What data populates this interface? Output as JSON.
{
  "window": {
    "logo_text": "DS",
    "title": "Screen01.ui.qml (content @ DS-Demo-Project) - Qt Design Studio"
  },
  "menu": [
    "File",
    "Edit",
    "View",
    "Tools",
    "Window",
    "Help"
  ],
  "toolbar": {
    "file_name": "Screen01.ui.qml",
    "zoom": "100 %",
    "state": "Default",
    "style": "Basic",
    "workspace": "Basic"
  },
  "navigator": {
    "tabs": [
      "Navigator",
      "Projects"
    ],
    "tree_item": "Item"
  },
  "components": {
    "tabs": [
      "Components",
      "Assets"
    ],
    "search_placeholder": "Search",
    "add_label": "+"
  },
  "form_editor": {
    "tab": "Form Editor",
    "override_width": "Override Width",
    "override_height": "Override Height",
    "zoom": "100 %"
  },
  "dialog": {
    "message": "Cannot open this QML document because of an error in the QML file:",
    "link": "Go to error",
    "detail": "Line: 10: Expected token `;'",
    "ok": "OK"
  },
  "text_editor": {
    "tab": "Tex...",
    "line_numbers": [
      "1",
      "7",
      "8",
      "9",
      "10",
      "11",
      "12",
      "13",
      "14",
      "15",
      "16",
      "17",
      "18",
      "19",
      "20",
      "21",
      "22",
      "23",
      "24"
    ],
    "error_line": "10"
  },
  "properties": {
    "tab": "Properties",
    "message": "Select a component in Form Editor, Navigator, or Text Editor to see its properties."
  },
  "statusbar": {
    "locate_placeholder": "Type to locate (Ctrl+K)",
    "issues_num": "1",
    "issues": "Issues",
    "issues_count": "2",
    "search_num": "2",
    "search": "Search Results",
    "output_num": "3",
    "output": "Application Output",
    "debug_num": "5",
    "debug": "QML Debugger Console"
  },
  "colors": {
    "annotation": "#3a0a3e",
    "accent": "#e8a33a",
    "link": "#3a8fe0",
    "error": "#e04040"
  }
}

^^^^^^^^

◆ **PROBLEM TO WORK ON**: Repeat the data precisely, line by line.

◆ **EXPECTED ANSWER**:
What data populates this interface? Output as JSON.
{
  "window": {
    "logo_text": "DS",
    "title": "Screen01.ui.qml (content @ DS-Demo-Project) - Qt Design Studio"
  },
  "menu": [
    "File",
    "Edit",
    "View",
    "Tools",
    "Window",
    "Help"
  ],
  "toolbar": {
    "file_name": "Screen01.ui.qml",
    "zoom": "100 %",
    "state": "Default",
    "style": "Basic",
    "workspace": "Basic"
  },
  "navigator": {
    "tabs": [
      "Navigator",
      "Projects"
    ],
    "tree_item": "Item"
  },
  "components": {
    "tabs": [
      "Components",
      "Assets"
    ],
    "search_placeholder": "Search",
    "add_label": "+"
  },
  "form_editor": {
    "tab": "Form Editor",
    "override_width": "Override Width",
    "override_height": "Override Height",
    "zoom": "100 %"
  },
  "dialog": {
    "message": "Cannot open this QML document because of an error in the QML file:",
    "link": "Go to error",
    "detail": "Line: 10: Expected token `;'",
    "ok": "OK"
  },
  "text_editor": {
    "tab": "Tex...",
    "line_numbers": [
      "1",
      "7",
      "8",
      "9",
      "10",
      "11",
      "12",
      "13",
      "14",
      "15",
      "16",
      "17",
      "18",
      "19",
      "20",
      "21",
      "22",
      "23",
      "24"
    ],
    "error_line": "10"
  },
  "properties": {
    "tab": "Properties",
    "message": "Select a component in Form Editor, Navigator, or Text Editor to see its properties."
  },
  "statusbar": {
    "locate_placeholder": "Type to locate (Ctrl+K)",
    "issues_num": "1",
    "issues": "Issues",
    "issues_count": "2",
    "search_num": "2",
    "search": "Search Results",
    "output_num": "3",
    "output": "Application Output",
    "debug_num": "5",
    "debug": "QML Debugger Console"
  },
  "colors": {
    "annotation": "#3a0a3e",
    "accent": "#e8a33a",
    "link": "#3a8fe0",
    "error": "#e04040"
  }
}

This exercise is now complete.